Stored data:
BEGIN
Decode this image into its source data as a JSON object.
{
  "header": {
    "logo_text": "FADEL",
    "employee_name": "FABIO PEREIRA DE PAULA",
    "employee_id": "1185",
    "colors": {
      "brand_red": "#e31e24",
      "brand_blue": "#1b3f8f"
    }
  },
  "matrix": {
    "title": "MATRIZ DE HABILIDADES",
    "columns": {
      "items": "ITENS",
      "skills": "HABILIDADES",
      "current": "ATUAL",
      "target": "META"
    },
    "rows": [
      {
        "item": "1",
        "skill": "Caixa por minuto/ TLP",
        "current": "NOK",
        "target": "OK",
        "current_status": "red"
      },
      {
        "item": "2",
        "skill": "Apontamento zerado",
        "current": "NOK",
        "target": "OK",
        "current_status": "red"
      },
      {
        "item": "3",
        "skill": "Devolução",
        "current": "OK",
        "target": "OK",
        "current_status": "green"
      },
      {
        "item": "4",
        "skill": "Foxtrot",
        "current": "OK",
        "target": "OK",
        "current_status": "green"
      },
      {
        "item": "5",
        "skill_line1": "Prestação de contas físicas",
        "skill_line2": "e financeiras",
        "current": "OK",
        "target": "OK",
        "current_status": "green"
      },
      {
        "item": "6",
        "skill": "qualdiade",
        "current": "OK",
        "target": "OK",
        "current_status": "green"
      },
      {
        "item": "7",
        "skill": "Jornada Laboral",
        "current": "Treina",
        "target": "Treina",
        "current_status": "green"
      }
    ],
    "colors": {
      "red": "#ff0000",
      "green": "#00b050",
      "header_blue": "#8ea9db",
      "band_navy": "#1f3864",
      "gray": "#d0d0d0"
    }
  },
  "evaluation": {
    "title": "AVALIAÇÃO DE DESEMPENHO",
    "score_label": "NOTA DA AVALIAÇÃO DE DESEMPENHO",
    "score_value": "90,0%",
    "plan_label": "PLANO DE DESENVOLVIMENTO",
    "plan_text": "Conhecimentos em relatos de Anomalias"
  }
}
END
» **Work to be completed**:
Please output the entries above, every line exactly as it reads.

» **Exercise solution**:
Decode this image into its source data as a JSON object.
{
  "header": {
    "logo_text": "FADEL",
    "employee_name": "FABIO PEREIRA DE PAULA",
    "employee_id": "1185",
    "colors": {
      "brand_red": "#e31e24",
      "brand_blue": "#1b3f8f"
    }
  },
  "matrix": {
    "title": "MATRIZ DE HABILIDADES",
    "columns": {
      "items": "ITENS",
      "skills": "HABILIDADES",
      "current": "ATUAL",
      "target": "META"
    },
    "rows": [
      {
        "item": "1",
        "skill": "Caixa por minuto/ TLP",
        "current": "NOK",
        "target": "OK",
        "current_status": "red"
      },
      {
        "item": "2",
        "skill": "Apontamento zerado",
        "current": "NOK",
        "target": "OK",
        "current_status": "red"
      },
      {
        "item": "3",
        "skill": "Devolução",
        "current": "OK",
        "target": "OK",
        "current_status": "green"
      },
      {
        "item": "4",
        "skill": "Foxtrot",
        "current": "OK",
        "target": "OK",
        "current_status": "green"
      },
      {
        "item": "5",
        "skill_line1": "Prestação de contas físicas",
        "skill_line2": "e financeiras",
        "current": "OK",
        "target": "OK",
        "current_status": "green"
      },
      {
        "item": "6",
        "skill": "qualdiade",
        "current": "OK",
        "target": "OK",
        "current_status": "green"
      },
      {
        "item": "7",
        "skill": "Jornada Laboral",
        "current": "Treina",
        "target": "Treina",
        "current_status": "green"
      }
    ],
    "colors": {
      "red": "#ff0000",
      "green": "#00b050",
      "header_blue": "#8ea9db",
      "band_navy": "#1f3864",
      "gray": "#d0d0d0"
    }
  },
  "evaluation": {
    "title": "AVALIAÇÃO DE DESEMPENHO",
    "score_label": "NOTA DA AVALIAÇÃO DE DESEMPENHO",
    "score_value": "90,0%",
    "plan_label": "PLANO DE DESENVOLVIMENTO",
    "plan_text": "Conhecimentos em relatos de Anomalias"
  }
}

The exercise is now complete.